### Page extract
[Start of Attachment]
But I need not detain you with particulars about these early preparations for science, when we have before us in Aristotle various treatises on the analysis of speech from its logical side, and the laying down of the laws of formal thinking with such accuracy and completeness that nothing of importance has ever been added to it. We hear it often said that a single man apprehended and systematised these laws. That is not true; there were plenty of tentative essays before his time. But if there be one achievement which has made his name and fame everlasting, it is his treatment of the theory of Reasoning.

The mediæval universities knew this well, and so do the modern universities of Europe which are worthy of the name. I need not bear witness to the vast importance of common Logic by telling you that in my own youth nothing ever woke me up like having a good Logic put into my hands at the age of fourteen. For since that time I have been often teaching it and have watched its effects on hundreds of intelligent youths. Among all the subjects that we teach, not for the purpose of supplying mere facts, but for the purpose of training youth to judge facts and co-ordinate their knowledge, I know nothing that benefits the average student like the study of Aristotelian Logic. May I add that, so far as I know American education, the most serious defect I have observed in it is the small attention paid to this subject, and hence the vast number of your men and women who are unable to distinguish a sound from an unsound argument, still less to point out where the fallacy lies.

There are here present, I have no doubt, a large number of people, otherwise highly educated, who, were I to propose a stock example for their criticism, would feel at a loss how to deal with it. Let me give an illustration. “Every hen comes from an egg; every egg comes from a hen; therefore every egg comes from an egg.” Is this a correct argument? If not, where is it at fault? If you had all been trained in Whately’s Logic, or any other Logic of the kind, as we were in our youth, such a question would present no difficulty whatever.
[End of Attachment]
### Provided material
[Start of Attachment]
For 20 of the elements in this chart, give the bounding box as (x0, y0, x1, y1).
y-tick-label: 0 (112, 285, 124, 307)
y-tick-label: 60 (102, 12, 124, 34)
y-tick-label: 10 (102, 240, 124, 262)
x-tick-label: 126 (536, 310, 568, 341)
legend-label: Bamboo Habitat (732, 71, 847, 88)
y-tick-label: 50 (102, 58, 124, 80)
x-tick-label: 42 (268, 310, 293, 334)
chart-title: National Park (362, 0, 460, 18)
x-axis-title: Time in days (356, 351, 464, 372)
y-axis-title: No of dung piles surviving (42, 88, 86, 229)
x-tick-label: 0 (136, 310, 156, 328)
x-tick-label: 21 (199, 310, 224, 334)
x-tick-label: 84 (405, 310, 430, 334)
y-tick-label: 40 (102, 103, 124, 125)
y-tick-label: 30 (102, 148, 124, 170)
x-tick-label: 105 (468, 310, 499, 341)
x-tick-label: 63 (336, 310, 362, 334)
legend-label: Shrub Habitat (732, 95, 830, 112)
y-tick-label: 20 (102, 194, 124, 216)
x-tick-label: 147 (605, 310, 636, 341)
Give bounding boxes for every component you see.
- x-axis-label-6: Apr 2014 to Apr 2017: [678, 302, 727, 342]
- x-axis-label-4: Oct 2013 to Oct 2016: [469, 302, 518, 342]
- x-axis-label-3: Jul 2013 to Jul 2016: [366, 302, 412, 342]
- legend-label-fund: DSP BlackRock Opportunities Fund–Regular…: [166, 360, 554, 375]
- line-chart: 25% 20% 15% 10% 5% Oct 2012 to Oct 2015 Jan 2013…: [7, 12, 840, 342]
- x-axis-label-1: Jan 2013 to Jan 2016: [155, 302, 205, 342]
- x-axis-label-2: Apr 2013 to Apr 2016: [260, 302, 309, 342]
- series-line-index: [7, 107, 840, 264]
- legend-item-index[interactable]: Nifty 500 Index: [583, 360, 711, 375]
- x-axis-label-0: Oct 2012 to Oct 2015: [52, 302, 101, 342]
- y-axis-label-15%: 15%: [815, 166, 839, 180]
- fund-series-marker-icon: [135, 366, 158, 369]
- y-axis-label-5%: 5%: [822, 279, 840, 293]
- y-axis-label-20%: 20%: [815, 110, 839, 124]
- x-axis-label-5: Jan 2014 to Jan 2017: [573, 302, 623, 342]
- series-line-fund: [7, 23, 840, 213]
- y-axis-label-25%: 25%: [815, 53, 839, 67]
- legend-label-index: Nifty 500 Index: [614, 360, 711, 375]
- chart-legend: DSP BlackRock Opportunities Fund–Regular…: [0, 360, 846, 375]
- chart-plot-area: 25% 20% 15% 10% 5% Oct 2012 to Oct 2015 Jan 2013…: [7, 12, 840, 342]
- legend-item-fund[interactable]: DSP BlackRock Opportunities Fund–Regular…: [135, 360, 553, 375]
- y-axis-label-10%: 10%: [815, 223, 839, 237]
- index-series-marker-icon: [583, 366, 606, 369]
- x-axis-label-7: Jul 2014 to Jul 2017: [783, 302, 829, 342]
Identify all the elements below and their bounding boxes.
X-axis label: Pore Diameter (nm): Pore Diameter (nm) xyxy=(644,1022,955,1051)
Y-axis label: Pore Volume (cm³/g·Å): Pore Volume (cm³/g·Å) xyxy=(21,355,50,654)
[End of Attachment]
### Work instruction
Reproduce the part of the passage on Aristotelian logic starting at "But I need not" and ending at "theory of Reasoning.". The rows play no part in what comes next.

### Solution below
But I need not detain you with particulars about these early preparations for science, when we have before us in Aristotle various treatises on the analysis of speech from its logical side, and the laying down of the laws of formal thinking with such accuracy and completeness that nothing of importance has ever been added to it. We hear it often said that a single man apprehended and systematised these laws. That is not true; there were plenty of tentative essays before his time. But if there be one achievement which has made his name and fame everlasting, it is his treatment of the theory of Reasoning.